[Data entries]
-=-=-=-=-
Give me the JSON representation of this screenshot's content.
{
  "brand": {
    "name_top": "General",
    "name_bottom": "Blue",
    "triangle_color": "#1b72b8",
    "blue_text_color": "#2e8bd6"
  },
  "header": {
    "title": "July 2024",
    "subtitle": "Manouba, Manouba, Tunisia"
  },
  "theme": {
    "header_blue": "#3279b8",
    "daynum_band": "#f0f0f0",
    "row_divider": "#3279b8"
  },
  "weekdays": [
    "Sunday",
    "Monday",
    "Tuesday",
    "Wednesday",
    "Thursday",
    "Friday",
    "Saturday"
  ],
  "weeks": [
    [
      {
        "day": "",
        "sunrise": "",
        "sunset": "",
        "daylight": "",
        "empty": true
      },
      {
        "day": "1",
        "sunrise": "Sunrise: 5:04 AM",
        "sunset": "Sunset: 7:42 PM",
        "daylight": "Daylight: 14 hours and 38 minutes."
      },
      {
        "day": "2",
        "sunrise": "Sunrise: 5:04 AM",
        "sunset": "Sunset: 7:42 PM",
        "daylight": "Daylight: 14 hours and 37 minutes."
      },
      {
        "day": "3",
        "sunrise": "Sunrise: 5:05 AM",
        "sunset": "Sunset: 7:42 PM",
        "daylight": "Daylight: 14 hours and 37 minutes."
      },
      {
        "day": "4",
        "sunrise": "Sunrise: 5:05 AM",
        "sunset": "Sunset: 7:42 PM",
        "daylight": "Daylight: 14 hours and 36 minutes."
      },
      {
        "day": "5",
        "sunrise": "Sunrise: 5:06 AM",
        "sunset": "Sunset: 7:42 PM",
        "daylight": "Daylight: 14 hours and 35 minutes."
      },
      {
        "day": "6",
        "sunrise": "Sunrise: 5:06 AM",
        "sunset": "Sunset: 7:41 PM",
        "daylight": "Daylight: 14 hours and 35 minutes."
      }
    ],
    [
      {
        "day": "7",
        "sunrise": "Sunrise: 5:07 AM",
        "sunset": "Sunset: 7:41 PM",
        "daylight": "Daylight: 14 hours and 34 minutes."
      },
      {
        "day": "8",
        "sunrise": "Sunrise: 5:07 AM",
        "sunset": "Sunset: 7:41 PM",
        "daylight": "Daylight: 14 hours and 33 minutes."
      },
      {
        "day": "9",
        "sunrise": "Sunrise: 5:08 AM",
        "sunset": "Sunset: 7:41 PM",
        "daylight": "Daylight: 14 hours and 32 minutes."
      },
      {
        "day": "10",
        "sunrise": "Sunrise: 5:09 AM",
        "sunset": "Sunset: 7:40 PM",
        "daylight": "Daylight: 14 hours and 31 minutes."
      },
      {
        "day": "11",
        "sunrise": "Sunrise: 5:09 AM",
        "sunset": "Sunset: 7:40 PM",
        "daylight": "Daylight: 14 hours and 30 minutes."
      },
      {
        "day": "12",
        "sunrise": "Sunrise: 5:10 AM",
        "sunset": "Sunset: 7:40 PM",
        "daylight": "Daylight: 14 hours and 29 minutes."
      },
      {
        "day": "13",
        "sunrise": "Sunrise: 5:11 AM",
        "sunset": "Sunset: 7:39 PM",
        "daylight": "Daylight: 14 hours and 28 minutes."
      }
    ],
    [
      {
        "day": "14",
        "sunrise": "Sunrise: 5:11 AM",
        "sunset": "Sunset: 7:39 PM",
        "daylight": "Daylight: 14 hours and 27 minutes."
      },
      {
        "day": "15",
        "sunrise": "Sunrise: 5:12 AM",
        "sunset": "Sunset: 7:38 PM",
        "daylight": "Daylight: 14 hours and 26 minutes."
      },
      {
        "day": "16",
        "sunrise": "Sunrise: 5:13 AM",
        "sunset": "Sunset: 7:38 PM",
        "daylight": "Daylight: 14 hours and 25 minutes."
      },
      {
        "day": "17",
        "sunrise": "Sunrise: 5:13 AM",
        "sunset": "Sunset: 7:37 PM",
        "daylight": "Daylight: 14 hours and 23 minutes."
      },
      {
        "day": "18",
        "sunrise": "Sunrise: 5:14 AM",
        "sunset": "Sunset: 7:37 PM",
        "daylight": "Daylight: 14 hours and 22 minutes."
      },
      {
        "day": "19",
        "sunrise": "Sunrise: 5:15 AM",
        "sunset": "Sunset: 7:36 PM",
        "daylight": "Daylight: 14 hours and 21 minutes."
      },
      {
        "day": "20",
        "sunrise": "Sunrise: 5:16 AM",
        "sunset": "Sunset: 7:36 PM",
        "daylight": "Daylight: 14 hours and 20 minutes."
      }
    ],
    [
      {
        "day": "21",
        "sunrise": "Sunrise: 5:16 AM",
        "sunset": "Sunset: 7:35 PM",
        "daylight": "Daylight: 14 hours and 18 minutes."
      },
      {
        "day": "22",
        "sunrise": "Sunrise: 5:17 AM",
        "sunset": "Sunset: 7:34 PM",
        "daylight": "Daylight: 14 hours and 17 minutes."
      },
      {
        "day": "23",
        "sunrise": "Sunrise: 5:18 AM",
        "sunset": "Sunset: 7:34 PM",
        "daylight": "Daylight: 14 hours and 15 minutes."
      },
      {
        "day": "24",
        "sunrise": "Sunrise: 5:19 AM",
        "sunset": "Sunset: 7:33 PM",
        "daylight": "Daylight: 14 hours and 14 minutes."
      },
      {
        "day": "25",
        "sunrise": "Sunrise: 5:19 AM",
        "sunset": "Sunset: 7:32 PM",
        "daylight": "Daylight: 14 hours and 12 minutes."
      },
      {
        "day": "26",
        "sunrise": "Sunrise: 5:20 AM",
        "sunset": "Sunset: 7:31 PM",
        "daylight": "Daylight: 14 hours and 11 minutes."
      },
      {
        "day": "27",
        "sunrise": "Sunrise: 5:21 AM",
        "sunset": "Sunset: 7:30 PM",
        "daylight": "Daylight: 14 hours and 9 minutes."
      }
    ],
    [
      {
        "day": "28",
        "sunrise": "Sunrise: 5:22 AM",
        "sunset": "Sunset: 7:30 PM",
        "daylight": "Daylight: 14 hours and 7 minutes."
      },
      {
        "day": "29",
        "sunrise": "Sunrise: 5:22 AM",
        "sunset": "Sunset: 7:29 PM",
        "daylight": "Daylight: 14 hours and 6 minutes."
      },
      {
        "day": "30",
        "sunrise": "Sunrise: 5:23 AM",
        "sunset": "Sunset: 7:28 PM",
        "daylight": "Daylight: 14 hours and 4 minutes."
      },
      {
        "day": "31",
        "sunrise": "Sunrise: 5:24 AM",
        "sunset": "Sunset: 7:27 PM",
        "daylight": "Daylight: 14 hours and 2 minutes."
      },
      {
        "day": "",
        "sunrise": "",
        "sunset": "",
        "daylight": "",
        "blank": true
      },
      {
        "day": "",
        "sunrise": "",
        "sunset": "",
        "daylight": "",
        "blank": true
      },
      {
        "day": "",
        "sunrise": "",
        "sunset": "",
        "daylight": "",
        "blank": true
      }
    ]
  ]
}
-=-=-=-=-
» What is being asked:
Reproduce every line of the data verbatim.

» Result of the exercise:
Give me the JSON representation of this screenshot's content.
{
  "brand": {
    "name_top": "General",
    "name_bottom": "Blue",
    "triangle_color": "#1b72b8",
    "blue_text_color": "#2e8bd6"
  },
  "header": {
    "title": "July 2024",
    "subtitle": "Manouba, Manouba, Tunisia"
  },
  "theme": {
    "header_blue": "#3279b8",
    "daynum_band": "#f0f0f0",
    "row_divider": "#3279b8"
  },
  "weekdays": [
    "Sunday",
    "Monday",
    "Tuesday",
    "Wednesday",
    "Thursday",
    "Friday",
    "Saturday"
  ],
  "weeks": [
    [
      {
        "day": "",
        "sunrise": "",
        "sunset": "",
        "daylight": "",
        "empty": true
      },
      {
        "day": "1",
        "sunrise": "Sunrise: 5:04 AM",
        "sunset": "Sunset: 7:42 PM",
        "daylight": "Daylight: 14 hours and 38 minutes."
      },
      {
        "day": "2",
        "sunrise": "Sunrise: 5:04 AM",
        "sunset": "Sunset: 7:42 PM",
        "daylight": "Daylight: 14 hours and 37 minutes."
      },
      {
        "day": "3",
        "sunrise": "Sunrise: 5:05 AM",
        "sunset": "Sunset: 7:42 PM",
        "daylight": "Daylight: 14 hours and 37 minutes."
      },
      {
        "day": "4",
        "sunrise": "Sunrise: 5:05 AM",
        "sunset": "Sunset: 7:42 PM",
        "daylight": "Daylight: 14 hours and 36 minutes."
      },
      {
        "day": "5",
        "sunrise": "Sunrise: 5:06 AM",
        "sunset": "Sunset: 7:42 PM",
        "daylight": "Daylight: 14 hours and 35 minutes."
      },
      {
        "day": "6",
        "sunrise": "Sunrise: 5:06 AM",
        "sunset": "Sunset: 7:41 PM",
        "daylight": "Daylight: 14 hours and 35 minutes."
      }
    ],
    [
      {
        "day": "7",
        "sunrise": "Sunrise: 5:07 AM",
        "sunset": "Sunset: 7:41 PM",
        "daylight": "Daylight: 14 hours and 34 minutes."
      },
      {
        "day": "8",
        "sunrise": "Sunrise: 5:07 AM",
        "sunset": "Sunset: 7:41 PM",
        "daylight": "Daylight: 14 hours and 33 minutes."
      },
      {
        "day": "9",
        "sunrise": "Sunrise: 5:08 AM",
        "sunset": "Sunset: 7:41 PM",
        "daylight": "Daylight: 14 hours and 32 minutes."
      },
      {
        "day": "10",
        "sunrise": "Sunrise: 5:09 AM",
        "sunset": "Sunset: 7:40 PM",
        "daylight": "Daylight: 14 hours and 31 minutes."
      },
      {
        "day": "11",
        "sunrise": "Sunrise: 5:09 AM",
        "sunset": "Sunset: 7:40 PM",
        "daylight": "Daylight: 14 hours and 30 minutes."
      },
      {
        "day": "12",
        "sunrise": "Sunrise: 5:10 AM",
        "sunset": "Sunset: 7:40 PM",
        "daylight": "Daylight: 14 hours and 29 minutes."
      },
      {
        "day": "13",
        "sunrise": "Sunrise: 5:11 AM",
        "sunset": "Sunset: 7:39 PM",
        "daylight": "Daylight: 14 hours and 28 minutes."
      }
    ],
    [
      {
        "day": "14",
        "sunrise": "Sunrise: 5:11 AM",
        "sunset": "Sunset: 7:39 PM",
        "daylight": "Daylight: 14 hours and 27 minutes."
      },
      {
        "day": "15",
        "sunrise": "Sunrise: 5:12 AM",
        "sunset": "Sunset: 7:38 PM",
        "daylight": "Daylight: 14 hours and 26 minutes."
      },
      {
        "day": "16",
        "sunrise": "Sunrise: 5:13 AM",
        "sunset": "Sunset: 7:38 PM",
        "daylight": "Daylight: 14 hours and 25 minutes."
      },
      {
        "day": "17",
        "sunrise": "Sunrise: 5:13 AM",
        "sunset": "Sunset: 7:37 PM",
        "daylight": "Daylight: 14 hours and 23 minutes."
      },
      {
        "day": "18",
        "sunrise": "Sunrise: 5:14 AM",
        "sunset": "Sunset: 7:37 PM",
        "daylight": "Daylight: 14 hours and 22 minutes."
      },
      {
        "day": "19",
        "sunrise": "Sunrise: 5:15 AM",
        "sunset": "Sunset: 7:36 PM",
        "daylight": "Daylight: 14 hours and 21 minutes."
      },
      {
        "day": "20",
        "sunrise": "Sunrise: 5:16 AM",
        "sunset": "Sunset: 7:36 PM",
        "daylight": "Daylight: 14 hours and 20 minutes."
      }
    ],
    [
      {
        "day": "21",
        "sunrise": "Sunrise: 5:16 AM",
        "sunset": "Sunset: 7:35 PM",
        "daylight": "Daylight: 14 hours and 18 minutes."
      },
      {
        "day": "22",
        "sunrise": "Sunrise: 5:17 AM",
        "sunset": "Sunset: 7:34 PM",
        "daylight": "Daylight: 14 hours and 17 minutes."
      },
      {
        "day": "23",
        "sunrise": "Sunrise: 5:18 AM",
        "sunset": "Sunset: 7:34 PM",
        "daylight": "Daylight: 14 hours and 15 minutes."
      },
      {
        "day": "24",
        "sunrise": "Sunrise: 5:19 AM",
        "sunset": "Sunset: 7:33 PM",
        "daylight": "Daylight: 14 hours and 14 minutes."
      },
      {
        "day": "25",
        "sunrise": "Sunrise: 5:19 AM",
        "sunset": "Sunset: 7:32 PM",
        "daylight": "Daylight: 14 hours and 12 minutes."
      },
      {
        "day": "26",
        "sunrise": "Sunrise: 5:20 AM",
        "sunset": "Sunset: 7:31 PM",
        "daylight": "Daylight: 14 hours and 11 minutes."
      },
      {
        "day": "27",
        "sunrise": "Sunrise: 5:21 AM",
        "sunset": "Sunset: 7:30 PM",
        "daylight": "Daylight: 14 hours and 9 minutes."
      }
    ],
    [
      {
        "day": "28",
        "sunrise": "Sunrise: 5:22 AM",
        "sunset": "Sunset: 7:30 PM",
        "daylight": "Daylight: 14 hours and 7 minutes."
      },
      {
        "day": "29",
        "sunrise": "Sunrise: 5:22 AM",
        "sunset": "Sunset: 7:29 PM",
        "daylight": "Daylight: 14 hours and 6 minutes."
      },
      {
        "day": "30",
        "sunrise": "Sunrise: 5:23 AM",
        "sunset": "Sunset: 7:28 PM",
        "daylight": "Daylight: 14 hours and 4 minutes."
      },
      {
        "day": "31",
        "sunrise": "Sunrise: 5:24 AM",
        "sunset": "Sunset: 7:27 PM",
        "daylight": "Daylight: 14 hours and 2 minutes."
      },
      {
        "day": "",
        "sunrise": "",
        "sunset": "",
        "daylight": "",
        "blank": true
      },
      {
        "day": "",
        "sunrise": "",
        "sunset": "",
        "daylight": "",
        "blank": true
      },
      {
        "day": "",
        "sunrise": "",
        "sunset": "",
        "daylight": "",
        "blank": true
      }
    ]
  ]
}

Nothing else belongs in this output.